Collected data
● ● ●
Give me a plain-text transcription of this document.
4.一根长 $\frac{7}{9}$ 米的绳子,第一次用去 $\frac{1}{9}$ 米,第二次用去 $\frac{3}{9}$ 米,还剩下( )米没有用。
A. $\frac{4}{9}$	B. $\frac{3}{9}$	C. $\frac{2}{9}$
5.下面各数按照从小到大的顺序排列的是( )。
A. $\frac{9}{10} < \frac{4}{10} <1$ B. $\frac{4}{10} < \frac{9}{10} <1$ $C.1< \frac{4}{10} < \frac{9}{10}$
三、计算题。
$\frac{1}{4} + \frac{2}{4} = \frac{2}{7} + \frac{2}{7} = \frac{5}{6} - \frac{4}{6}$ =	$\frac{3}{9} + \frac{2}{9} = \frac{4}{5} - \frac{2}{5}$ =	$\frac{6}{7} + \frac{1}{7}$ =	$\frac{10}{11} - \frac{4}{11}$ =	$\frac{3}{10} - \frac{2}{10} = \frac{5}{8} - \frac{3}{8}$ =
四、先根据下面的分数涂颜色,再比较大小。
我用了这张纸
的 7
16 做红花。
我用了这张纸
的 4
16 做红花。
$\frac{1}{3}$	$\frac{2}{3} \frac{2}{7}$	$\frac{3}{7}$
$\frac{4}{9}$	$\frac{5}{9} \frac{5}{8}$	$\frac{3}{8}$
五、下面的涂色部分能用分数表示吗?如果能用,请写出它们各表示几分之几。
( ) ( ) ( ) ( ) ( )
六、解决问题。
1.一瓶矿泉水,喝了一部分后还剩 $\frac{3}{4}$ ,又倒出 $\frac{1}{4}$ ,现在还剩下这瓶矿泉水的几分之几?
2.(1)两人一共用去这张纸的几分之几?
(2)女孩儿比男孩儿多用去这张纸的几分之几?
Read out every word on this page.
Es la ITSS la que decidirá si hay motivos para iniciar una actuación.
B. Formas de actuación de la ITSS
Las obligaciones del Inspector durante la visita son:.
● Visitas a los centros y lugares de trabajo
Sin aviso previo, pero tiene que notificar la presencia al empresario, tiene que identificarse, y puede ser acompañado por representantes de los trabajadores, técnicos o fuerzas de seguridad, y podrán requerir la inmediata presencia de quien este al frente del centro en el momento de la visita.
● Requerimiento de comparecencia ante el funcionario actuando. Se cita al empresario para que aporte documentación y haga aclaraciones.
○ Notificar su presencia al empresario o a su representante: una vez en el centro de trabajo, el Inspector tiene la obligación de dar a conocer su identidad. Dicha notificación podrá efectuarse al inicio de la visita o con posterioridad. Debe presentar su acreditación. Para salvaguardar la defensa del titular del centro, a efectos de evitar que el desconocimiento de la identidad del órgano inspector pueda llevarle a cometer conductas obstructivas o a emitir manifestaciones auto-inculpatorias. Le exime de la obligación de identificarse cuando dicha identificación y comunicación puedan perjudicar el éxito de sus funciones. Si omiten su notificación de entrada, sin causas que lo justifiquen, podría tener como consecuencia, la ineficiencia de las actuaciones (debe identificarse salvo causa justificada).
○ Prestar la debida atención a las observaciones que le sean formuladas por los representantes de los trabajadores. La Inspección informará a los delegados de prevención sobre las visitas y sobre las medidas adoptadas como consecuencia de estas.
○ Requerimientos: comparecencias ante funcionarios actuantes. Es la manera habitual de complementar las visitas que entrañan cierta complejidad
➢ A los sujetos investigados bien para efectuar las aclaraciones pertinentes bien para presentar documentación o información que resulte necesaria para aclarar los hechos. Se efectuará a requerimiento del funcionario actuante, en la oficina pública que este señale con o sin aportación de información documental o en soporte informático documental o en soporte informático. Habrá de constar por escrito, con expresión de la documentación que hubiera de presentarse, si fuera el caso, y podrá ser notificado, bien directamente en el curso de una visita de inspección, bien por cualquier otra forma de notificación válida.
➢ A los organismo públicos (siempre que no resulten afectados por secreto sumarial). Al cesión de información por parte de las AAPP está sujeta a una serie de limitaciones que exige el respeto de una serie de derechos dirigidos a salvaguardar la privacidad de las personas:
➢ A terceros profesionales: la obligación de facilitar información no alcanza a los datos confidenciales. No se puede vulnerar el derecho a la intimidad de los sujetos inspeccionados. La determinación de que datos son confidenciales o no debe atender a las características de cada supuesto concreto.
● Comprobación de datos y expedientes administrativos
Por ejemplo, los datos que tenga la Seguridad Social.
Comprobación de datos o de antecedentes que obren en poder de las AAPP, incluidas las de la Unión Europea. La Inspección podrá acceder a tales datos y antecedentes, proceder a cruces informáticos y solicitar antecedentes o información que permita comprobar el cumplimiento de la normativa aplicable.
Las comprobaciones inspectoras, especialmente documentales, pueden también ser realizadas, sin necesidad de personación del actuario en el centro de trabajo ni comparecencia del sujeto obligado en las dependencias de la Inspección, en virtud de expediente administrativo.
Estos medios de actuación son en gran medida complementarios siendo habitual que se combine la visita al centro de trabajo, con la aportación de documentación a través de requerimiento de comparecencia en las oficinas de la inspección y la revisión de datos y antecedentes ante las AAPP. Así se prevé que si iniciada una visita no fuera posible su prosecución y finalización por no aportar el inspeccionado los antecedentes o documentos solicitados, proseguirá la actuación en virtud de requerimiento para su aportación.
● ● ●
=== Exercise description ===
Return a copy of every line that includes the word "ITSS".

=== Answer ===
Es la ITSS la que decidirá si hay motivos para iniciar una actuación.
B. Formas de actuación de la ITSS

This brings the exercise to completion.